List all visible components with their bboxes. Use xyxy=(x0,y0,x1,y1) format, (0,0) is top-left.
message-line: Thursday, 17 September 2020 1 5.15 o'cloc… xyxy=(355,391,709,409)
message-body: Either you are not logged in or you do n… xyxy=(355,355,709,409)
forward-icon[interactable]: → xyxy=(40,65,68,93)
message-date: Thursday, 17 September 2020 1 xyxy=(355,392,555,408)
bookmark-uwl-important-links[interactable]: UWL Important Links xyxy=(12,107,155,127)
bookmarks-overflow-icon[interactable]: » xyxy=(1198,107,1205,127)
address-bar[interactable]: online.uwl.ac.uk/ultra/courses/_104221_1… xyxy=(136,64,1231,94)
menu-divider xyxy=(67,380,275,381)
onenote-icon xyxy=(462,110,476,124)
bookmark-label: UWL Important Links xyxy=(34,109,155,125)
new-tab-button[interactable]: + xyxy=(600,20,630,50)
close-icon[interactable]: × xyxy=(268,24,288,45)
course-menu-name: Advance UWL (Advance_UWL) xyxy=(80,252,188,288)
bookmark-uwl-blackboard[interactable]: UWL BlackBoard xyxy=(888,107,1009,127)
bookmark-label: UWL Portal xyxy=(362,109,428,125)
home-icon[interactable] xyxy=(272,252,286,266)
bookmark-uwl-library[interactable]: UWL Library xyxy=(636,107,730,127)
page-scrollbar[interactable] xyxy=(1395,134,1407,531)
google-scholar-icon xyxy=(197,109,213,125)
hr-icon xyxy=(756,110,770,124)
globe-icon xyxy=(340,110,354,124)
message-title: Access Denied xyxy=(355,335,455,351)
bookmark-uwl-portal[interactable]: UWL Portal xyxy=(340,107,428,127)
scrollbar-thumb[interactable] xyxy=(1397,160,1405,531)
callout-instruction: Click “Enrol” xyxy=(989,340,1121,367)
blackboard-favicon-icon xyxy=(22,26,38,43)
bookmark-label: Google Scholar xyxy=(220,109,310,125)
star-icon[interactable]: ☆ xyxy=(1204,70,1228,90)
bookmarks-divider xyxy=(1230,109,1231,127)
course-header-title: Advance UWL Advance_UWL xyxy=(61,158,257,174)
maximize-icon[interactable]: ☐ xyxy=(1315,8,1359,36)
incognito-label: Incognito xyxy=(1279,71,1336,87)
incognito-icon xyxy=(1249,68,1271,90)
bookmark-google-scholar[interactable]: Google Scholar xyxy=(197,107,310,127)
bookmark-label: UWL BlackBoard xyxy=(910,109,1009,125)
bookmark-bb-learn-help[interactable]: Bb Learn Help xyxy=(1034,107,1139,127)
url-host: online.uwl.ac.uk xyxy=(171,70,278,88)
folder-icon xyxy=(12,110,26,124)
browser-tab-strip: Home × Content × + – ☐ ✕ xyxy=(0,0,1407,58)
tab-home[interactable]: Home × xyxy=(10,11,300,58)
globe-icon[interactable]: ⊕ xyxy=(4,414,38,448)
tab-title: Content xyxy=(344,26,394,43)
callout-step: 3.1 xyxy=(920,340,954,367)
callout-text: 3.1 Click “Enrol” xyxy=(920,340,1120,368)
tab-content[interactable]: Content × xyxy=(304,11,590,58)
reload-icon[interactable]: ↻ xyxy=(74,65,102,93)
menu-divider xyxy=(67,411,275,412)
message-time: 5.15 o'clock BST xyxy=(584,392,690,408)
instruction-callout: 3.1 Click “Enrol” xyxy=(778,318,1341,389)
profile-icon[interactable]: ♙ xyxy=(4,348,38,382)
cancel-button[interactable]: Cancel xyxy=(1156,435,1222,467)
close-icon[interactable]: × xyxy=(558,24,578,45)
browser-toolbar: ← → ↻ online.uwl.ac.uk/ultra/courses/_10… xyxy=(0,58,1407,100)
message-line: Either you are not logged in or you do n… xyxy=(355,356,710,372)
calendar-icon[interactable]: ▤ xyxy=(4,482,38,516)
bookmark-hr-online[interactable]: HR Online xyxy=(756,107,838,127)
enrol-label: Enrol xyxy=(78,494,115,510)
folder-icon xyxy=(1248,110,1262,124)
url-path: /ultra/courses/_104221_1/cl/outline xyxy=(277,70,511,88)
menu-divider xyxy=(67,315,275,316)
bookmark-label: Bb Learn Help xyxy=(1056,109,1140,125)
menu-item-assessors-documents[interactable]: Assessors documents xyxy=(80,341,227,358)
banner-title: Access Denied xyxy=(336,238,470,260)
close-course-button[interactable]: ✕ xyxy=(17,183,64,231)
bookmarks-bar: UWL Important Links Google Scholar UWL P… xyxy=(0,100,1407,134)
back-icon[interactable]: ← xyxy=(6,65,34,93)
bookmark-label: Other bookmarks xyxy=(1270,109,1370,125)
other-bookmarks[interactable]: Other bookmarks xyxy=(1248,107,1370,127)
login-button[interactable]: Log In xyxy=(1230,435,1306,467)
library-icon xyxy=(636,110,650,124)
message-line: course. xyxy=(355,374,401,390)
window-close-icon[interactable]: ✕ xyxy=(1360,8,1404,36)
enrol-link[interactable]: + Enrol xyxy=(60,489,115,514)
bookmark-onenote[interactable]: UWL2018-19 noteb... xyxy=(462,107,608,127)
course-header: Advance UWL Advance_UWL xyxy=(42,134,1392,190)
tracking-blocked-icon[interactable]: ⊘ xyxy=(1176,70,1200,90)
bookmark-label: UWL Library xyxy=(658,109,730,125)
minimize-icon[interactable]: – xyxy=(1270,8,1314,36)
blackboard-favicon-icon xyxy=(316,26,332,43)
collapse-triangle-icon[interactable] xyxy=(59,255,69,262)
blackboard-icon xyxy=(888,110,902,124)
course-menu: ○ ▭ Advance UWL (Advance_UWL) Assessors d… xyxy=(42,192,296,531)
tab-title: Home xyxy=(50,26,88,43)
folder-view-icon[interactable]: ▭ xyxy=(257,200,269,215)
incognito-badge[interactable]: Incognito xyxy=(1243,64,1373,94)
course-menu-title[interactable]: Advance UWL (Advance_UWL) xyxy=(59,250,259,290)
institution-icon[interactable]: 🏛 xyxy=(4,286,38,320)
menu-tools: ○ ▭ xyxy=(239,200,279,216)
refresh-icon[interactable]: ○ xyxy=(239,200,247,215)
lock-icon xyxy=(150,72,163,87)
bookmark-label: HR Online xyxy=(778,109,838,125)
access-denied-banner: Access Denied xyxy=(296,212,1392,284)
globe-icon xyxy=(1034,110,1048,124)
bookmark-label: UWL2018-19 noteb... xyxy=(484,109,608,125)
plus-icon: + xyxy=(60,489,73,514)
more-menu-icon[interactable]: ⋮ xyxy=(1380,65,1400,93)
-.-.-
WHAT IS BEING ASKED →
Recast every line of the rows above as a two-column Markdown table headed No. and Line, numbering the lines in order and leaving out blank ones.

REPLY →
| No. | Line |
|---|---|
| 1 | List all visible components with their bboxes. Use xyxy=(x0,y0,x1,y1) format, (0,0) is top-left. |
| 2 | message-line: Thursday, 17 September 2020 1 5.15 o'cloc… xyxy=(355,391,709,409) |
| 3 | message-body: Either you are not logged in or you do n… xyxy=(355,355,709,409) |
| 4 | forward-icon[interactable]: → xyxy=(40,65,68,93) |
| 5 | message-date: Thursday, 17 September 2020 1 xyxy=(355,392,555,408) |
| 6 | bookmark-uwl-important-links[interactable]: UWL Important Links xyxy=(12,107,155,127) |
| 7 | bookmarks-overflow-icon[interactable]: » xyxy=(1198,107,1205,127) |
| 8 | address-bar[interactable]: online.uwl.ac.uk/ultra/courses/_104221_1… xyxy=(136,64,1231,94) |
| 9 | menu-divider xyxy=(67,380,275,381) |
| 10 | onenote-icon xyxy=(462,110,476,124) |
| 11 | bookmark-label: UWL Important Links xyxy=(34,109,155,125) |
| 12 | new-tab-button[interactable]: + xyxy=(600,20,630,50) |
| 13 | close-icon[interactable]: × xyxy=(268,24,288,45) |
| 14 | course-menu-name: Advance UWL (Advance_UWL) xyxy=(80,252,188,288) |
| 15 | bookmark-uwl-blackboard[interactable]: UWL BlackBoard xyxy=(888,107,1009,127) |
| 16 | bookmark-label: UWL Portal xyxy=(362,109,428,125) |
| 17 | home-icon[interactable] xyxy=(272,252,286,266) |
| 18 | bookmark-uwl-library[interactable]: UWL Library xyxy=(636,107,730,127) |
| 19 | page-scrollbar[interactable] xyxy=(1395,134,1407,531) |
| 20 | google-scholar-icon xyxy=(197,109,213,125) |
| 21 | hr-icon xyxy=(756,110,770,124) |
| 22 | globe-icon xyxy=(340,110,354,124) |
| 23 | message-title: Access Denied xyxy=(355,335,455,351) |
| 24 | bookmark-uwl-portal[interactable]: UWL Portal xyxy=(340,107,428,127) |
| 25 | scrollbar-thumb[interactable] xyxy=(1397,160,1405,531) |
| 26 | callout-instruction: Click “Enrol” xyxy=(989,340,1121,367) |
| 27 | blackboard-favicon-icon xyxy=(22,26,38,43) |
| 28 | bookmark-label: Google Scholar xyxy=(220,109,310,125) |
| 29 | star-icon[interactable]: ☆ xyxy=(1204,70,1228,90) |
| 30 | bookmarks-divider xyxy=(1230,109,1231,127) |
| 31 | course-header-title: Advance UWL Advance_UWL xyxy=(61,158,257,174) |
| 32 | maximize-icon[interactable]: ☐ xyxy=(1315,8,1359,36) |
| 33 | incognito-label: Incognito xyxy=(1279,71,1336,87) |
| 34 | incognito-icon xyxy=(1249,68,1271,90) |
| 35 | bookmark-google-scholar[interactable]: Google Scholar xyxy=(197,107,310,127) |
| 36 | bookmark-label: UWL BlackBoard xyxy=(910,109,1009,125) |
| 37 | bookmark-bb-learn-help[interactable]: Bb Learn Help xyxy=(1034,107,1139,127) |
| 38 | url-host: online.uwl.ac.uk xyxy=(171,70,278,88) |
| 39 | folder-icon xyxy=(12,110,26,124) |
| 40 | browser-tab-strip: Home × Content × + – ☐ ✕ xyxy=(0,0,1407,58) |
| 41 | tab-home[interactable]: Home × xyxy=(10,11,300,58) |
| 42 | globe-icon[interactable]: ⊕ xyxy=(4,414,38,448) |
| 43 | tab-title: Content xyxy=(344,26,394,43) |
| 44 | callout-step: 3.1 xyxy=(920,340,954,367) |
| 45 | callout-text: 3.1 Click “Enrol” xyxy=(920,340,1120,368) |
| 46 | tab-content[interactable]: Content × xyxy=(304,11,590,58) |
| 47 | reload-icon[interactable]: ↻ xyxy=(74,65,102,93) |
| 48 | menu-divider xyxy=(67,411,275,412) |
| 49 | message-time: 5.15 o'clock BST xyxy=(584,392,690,408) |
| 50 | instruction-callout: 3.1 Click “Enrol” xyxy=(778,318,1341,389) |
| 51 | profile-icon[interactable]: ♙ xyxy=(4,348,38,382) |
| 52 | cancel-button[interactable]: Cancel xyxy=(1156,435,1222,467) |
| 53 | close-icon[interactable]: × xyxy=(558,24,578,45) |
| 54 | browser-toolbar: ← → ↻ online.uwl.ac.uk/ultra/courses/_10… xyxy=(0,58,1407,100) |
| 55 | message-line: Either you are not logged in or you do n… xyxy=(355,356,710,372) |
| 56 | calendar-icon[interactable]: ▤ xyxy=(4,482,38,516) |
| 57 | bookmark-hr-online[interactable]: HR Online xyxy=(756,107,838,127) |
| 58 | enrol-label: Enrol xyxy=(78,494,115,510) |
| 59 | folder-icon xyxy=(1248,110,1262,124) |
| 60 | url-path: /ultra/courses/_104221_1/cl/outline xyxy=(277,70,511,88) |
| 61 | menu-divider xyxy=(67,315,275,316) |
| 62 | bookmark-label: Bb Learn Help xyxy=(1056,109,1140,125) |
| 63 | menu-item-assessors-documents[interactable]: Assessors documents xyxy=(80,341,227,358) |
| 64 | banner-title: Access Denied xyxy=(336,238,470,260) |
| 65 | close-course-button[interactable]: ✕ xyxy=(17,183,64,231) |
| 66 | bookmarks-bar: UWL Important Links Google Scholar UWL P… xyxy=(0,100,1407,134) |
| 67 | back-icon[interactable]: ← xyxy=(6,65,34,93) |
| 68 | bookmark-label: Other bookmarks xyxy=(1270,109,1370,125) |
| 69 | other-bookmarks[interactable]: Other bookmarks xyxy=(1248,107,1370,127) |
| 70 | login-button[interactable]: Log In xyxy=(1230,435,1306,467) |
| 71 | library-icon xyxy=(636,110,650,124) |
| 72 | message-line: course. xyxy=(355,374,401,390) |
| 73 | window-close-icon[interactable]: ✕ xyxy=(1360,8,1404,36) |
| 74 | enrol-link[interactable]: + Enrol xyxy=(60,489,115,514) |
| 75 | bookmark-onenote[interactable]: UWL2018-19 noteb... xyxy=(462,107,608,127) |
| 76 | course-header: Advance UWL Advance_UWL xyxy=(42,134,1392,190) |
| 77 | tracking-blocked-icon[interactable]: ⊘ xyxy=(1176,70,1200,90) |
| 78 | bookmark-label: UWL Library xyxy=(658,109,730,125) |
| 79 | minimize-icon[interactable]: – xyxy=(1270,8,1314,36) |
| 80 | blackboard-favicon-icon xyxy=(316,26,332,43) |
| 81 | collapse-triangle-icon[interactable] xyxy=(59,255,69,262) |
| 82 | blackboard-icon xyxy=(888,110,902,124) |
| 83 | course-menu: ○ ▭ Advance UWL (Advance_UWL) Assessors d… xyxy=(42,192,296,531) |
| 84 | tab-title: Home xyxy=(50,26,88,43) |
| 85 | folder-view-icon[interactable]: ▭ xyxy=(257,200,269,215) |
| 86 | incognito-badge[interactable]: Incognito xyxy=(1243,64,1373,94) |
| 87 | course-menu-title[interactable]: Advance UWL (Advance_UWL) xyxy=(59,250,259,290) |
| 88 | institution-icon[interactable]: 🏛 xyxy=(4,286,38,320) |
| 89 | menu-tools: ○ ▭ xyxy=(239,200,279,216) |
| 90 | refresh-icon[interactable]: ○ xyxy=(239,200,247,215) |
| 91 | lock-icon xyxy=(150,72,163,87) |
| 92 | bookmark-label: HR Online xyxy=(778,109,838,125) |
| 93 | access-denied-banner: Access Denied xyxy=(296,212,1392,284) |
| 94 | globe-icon xyxy=(1034,110,1048,124) |
| 95 | bookmark-label: UWL2018-19 noteb... xyxy=(484,109,608,125) |
| 96 | plus-icon: + xyxy=(60,489,73,514) |
| 97 | more-menu-icon[interactable]: ⋮ xyxy=(1380,65,1400,93) |